◆ **GIVEN EXERCISE**
Give the number of lines in the listing that hold the word "Kammina". Write nothing but that number.

◆ **EXERCISE DATA**

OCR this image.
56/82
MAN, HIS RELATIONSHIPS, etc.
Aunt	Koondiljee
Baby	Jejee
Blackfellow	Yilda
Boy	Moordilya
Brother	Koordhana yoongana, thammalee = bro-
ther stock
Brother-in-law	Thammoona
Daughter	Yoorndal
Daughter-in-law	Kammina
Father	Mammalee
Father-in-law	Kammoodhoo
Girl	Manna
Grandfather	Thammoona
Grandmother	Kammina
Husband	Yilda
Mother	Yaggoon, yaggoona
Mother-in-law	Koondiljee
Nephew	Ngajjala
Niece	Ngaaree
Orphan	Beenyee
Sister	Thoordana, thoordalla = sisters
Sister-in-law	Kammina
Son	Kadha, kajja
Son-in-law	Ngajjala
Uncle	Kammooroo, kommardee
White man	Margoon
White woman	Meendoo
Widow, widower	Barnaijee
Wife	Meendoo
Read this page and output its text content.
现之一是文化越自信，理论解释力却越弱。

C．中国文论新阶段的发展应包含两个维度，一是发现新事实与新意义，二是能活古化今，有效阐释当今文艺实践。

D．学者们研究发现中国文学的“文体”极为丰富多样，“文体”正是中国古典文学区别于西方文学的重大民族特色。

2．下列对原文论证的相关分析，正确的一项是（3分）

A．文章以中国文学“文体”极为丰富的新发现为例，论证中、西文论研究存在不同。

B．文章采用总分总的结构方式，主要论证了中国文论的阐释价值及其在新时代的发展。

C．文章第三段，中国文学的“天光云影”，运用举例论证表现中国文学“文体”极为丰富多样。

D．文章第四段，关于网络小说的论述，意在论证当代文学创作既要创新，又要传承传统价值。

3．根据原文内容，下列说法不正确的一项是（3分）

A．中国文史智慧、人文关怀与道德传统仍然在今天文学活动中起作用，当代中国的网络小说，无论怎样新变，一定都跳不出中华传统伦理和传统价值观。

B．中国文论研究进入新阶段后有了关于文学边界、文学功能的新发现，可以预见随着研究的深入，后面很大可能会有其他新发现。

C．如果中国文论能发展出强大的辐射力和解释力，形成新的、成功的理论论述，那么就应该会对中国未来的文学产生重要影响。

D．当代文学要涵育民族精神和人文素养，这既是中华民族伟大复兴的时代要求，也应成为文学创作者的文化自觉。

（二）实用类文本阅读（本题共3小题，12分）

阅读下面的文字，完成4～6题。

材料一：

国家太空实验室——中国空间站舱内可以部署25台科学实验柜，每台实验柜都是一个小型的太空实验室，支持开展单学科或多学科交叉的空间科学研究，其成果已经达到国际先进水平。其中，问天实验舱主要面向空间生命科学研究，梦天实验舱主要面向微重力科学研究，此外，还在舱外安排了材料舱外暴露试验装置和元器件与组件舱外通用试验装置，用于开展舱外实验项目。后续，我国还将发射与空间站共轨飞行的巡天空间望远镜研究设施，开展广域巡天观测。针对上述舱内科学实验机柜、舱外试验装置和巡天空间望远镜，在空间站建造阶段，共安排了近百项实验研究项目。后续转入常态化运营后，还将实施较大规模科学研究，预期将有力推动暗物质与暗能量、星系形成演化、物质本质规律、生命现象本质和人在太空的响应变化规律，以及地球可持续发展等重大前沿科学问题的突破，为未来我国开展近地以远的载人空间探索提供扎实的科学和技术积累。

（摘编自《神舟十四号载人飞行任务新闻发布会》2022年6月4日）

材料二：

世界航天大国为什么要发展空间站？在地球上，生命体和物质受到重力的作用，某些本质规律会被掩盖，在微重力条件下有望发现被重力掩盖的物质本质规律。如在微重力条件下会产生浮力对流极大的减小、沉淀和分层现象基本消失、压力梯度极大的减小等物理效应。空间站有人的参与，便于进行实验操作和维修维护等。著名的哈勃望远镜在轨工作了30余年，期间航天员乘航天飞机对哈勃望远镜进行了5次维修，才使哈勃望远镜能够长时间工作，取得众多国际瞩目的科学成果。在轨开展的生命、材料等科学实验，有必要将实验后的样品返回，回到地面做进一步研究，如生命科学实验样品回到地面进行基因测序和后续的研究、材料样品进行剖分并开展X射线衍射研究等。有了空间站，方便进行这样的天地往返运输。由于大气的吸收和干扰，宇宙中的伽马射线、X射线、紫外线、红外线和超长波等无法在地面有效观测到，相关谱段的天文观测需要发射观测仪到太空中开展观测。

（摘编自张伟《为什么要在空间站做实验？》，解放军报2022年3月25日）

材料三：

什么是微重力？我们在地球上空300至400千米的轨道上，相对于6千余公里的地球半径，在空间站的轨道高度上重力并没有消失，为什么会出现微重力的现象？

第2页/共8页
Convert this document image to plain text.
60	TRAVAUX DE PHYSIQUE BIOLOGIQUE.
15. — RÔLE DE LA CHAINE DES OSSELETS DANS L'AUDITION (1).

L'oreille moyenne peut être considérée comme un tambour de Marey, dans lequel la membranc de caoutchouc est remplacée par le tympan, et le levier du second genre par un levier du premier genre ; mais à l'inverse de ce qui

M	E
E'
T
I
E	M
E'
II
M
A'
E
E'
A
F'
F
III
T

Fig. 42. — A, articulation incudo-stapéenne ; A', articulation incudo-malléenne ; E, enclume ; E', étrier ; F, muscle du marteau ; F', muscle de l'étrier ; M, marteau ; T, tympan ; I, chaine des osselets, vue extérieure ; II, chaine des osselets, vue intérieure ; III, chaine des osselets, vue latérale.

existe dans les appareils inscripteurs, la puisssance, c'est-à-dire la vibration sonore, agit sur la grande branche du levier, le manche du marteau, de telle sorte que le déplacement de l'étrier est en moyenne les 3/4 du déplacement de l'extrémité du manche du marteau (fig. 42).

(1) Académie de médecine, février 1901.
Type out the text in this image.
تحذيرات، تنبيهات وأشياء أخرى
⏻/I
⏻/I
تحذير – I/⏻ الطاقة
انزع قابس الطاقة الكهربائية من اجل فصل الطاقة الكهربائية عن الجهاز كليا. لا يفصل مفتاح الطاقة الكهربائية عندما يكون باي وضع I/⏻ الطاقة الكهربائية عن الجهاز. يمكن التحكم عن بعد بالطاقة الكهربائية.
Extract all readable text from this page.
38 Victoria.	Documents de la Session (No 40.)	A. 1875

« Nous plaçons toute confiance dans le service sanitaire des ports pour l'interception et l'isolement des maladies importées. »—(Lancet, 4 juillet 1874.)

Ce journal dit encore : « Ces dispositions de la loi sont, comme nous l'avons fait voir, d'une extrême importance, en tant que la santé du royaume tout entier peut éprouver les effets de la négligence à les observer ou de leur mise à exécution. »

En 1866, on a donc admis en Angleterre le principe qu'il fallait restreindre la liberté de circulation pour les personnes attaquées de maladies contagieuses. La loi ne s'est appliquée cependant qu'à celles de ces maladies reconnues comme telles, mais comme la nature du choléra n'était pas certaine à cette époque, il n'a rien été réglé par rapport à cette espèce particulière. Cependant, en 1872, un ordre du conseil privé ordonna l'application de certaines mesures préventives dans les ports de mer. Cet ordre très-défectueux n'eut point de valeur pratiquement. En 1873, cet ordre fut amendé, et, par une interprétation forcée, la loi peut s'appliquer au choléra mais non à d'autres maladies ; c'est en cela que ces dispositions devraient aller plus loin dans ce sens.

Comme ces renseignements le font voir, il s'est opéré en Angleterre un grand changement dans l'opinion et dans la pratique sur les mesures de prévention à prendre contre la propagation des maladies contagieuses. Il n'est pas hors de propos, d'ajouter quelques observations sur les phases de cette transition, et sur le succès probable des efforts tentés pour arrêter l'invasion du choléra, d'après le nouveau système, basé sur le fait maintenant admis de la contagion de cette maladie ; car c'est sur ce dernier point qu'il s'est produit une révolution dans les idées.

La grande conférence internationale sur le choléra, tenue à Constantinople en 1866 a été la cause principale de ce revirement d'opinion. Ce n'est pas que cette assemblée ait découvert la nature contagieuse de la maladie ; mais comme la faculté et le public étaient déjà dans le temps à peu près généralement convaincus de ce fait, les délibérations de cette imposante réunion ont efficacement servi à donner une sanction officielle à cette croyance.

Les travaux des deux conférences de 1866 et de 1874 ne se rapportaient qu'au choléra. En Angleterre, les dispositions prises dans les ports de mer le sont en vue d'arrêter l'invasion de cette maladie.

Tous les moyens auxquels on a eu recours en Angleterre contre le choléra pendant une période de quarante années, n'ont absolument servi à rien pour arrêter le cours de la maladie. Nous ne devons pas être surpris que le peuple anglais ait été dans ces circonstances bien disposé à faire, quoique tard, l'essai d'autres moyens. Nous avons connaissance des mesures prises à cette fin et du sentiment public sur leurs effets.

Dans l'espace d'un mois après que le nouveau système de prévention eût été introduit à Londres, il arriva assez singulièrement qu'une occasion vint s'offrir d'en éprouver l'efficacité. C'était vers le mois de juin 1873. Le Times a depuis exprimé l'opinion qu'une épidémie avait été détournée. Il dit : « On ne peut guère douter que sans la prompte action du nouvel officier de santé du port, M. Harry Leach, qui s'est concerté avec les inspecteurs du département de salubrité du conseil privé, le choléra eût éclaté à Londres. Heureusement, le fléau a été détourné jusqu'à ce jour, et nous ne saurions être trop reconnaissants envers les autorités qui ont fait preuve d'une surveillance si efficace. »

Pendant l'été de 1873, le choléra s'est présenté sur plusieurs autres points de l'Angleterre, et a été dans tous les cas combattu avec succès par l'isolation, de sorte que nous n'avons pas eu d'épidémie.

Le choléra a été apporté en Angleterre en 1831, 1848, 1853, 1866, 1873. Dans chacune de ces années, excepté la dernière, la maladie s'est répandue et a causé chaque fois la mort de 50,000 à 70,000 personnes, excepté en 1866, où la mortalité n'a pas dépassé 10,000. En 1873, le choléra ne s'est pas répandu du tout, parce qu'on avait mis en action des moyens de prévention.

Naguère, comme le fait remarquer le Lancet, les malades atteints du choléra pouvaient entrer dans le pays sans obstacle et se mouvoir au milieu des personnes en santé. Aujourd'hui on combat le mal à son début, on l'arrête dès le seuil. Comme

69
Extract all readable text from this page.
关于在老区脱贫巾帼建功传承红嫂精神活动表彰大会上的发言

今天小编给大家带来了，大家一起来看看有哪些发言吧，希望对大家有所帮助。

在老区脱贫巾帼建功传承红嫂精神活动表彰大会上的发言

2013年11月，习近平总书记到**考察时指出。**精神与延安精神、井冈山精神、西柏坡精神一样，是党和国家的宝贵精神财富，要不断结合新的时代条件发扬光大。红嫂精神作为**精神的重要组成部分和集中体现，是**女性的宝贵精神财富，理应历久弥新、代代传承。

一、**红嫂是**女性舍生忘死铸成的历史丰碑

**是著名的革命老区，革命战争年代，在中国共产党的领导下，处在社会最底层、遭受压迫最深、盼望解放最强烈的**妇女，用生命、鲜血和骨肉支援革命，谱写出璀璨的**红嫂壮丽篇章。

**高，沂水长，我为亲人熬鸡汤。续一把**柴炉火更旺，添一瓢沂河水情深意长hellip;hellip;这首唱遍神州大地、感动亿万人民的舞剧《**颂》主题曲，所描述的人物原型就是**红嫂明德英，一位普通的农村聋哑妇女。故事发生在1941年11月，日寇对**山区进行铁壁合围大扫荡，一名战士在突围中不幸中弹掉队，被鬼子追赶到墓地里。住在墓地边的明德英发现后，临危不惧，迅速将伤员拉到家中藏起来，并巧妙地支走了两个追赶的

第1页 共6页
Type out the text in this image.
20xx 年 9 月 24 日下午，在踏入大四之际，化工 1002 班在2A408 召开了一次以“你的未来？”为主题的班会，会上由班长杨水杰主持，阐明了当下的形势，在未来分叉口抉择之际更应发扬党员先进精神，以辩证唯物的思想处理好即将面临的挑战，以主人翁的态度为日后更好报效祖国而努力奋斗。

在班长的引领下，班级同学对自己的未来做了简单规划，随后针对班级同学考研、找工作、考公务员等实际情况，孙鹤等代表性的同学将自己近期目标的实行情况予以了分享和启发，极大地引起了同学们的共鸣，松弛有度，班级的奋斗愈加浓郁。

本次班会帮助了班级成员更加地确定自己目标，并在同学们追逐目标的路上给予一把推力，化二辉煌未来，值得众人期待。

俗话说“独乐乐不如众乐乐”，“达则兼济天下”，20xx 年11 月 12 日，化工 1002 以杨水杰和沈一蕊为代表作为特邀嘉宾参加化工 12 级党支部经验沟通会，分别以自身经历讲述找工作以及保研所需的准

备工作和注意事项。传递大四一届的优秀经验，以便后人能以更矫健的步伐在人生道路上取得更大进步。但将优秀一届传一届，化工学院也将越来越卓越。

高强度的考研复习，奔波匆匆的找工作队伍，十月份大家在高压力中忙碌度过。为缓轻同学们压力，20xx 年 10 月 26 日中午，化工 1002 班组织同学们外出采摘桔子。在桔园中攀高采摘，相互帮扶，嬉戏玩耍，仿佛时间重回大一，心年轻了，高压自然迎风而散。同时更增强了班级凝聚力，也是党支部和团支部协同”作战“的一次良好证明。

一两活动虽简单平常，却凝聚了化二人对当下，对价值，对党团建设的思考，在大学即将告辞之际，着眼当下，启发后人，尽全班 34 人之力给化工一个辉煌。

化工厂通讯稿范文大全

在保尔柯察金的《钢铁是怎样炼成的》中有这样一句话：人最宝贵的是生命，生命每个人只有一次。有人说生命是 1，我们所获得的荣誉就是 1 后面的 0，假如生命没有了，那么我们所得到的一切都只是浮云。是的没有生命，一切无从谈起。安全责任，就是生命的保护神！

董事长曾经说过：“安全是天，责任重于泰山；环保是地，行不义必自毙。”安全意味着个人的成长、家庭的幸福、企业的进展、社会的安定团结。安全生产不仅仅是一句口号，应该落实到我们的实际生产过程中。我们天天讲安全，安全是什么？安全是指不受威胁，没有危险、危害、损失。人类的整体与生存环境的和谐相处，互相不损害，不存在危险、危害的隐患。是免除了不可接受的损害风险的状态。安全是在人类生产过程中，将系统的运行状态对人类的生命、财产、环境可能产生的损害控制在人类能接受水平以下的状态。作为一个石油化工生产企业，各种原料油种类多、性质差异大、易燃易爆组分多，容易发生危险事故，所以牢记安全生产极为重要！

◆ **CORRECT RESPONSE**
3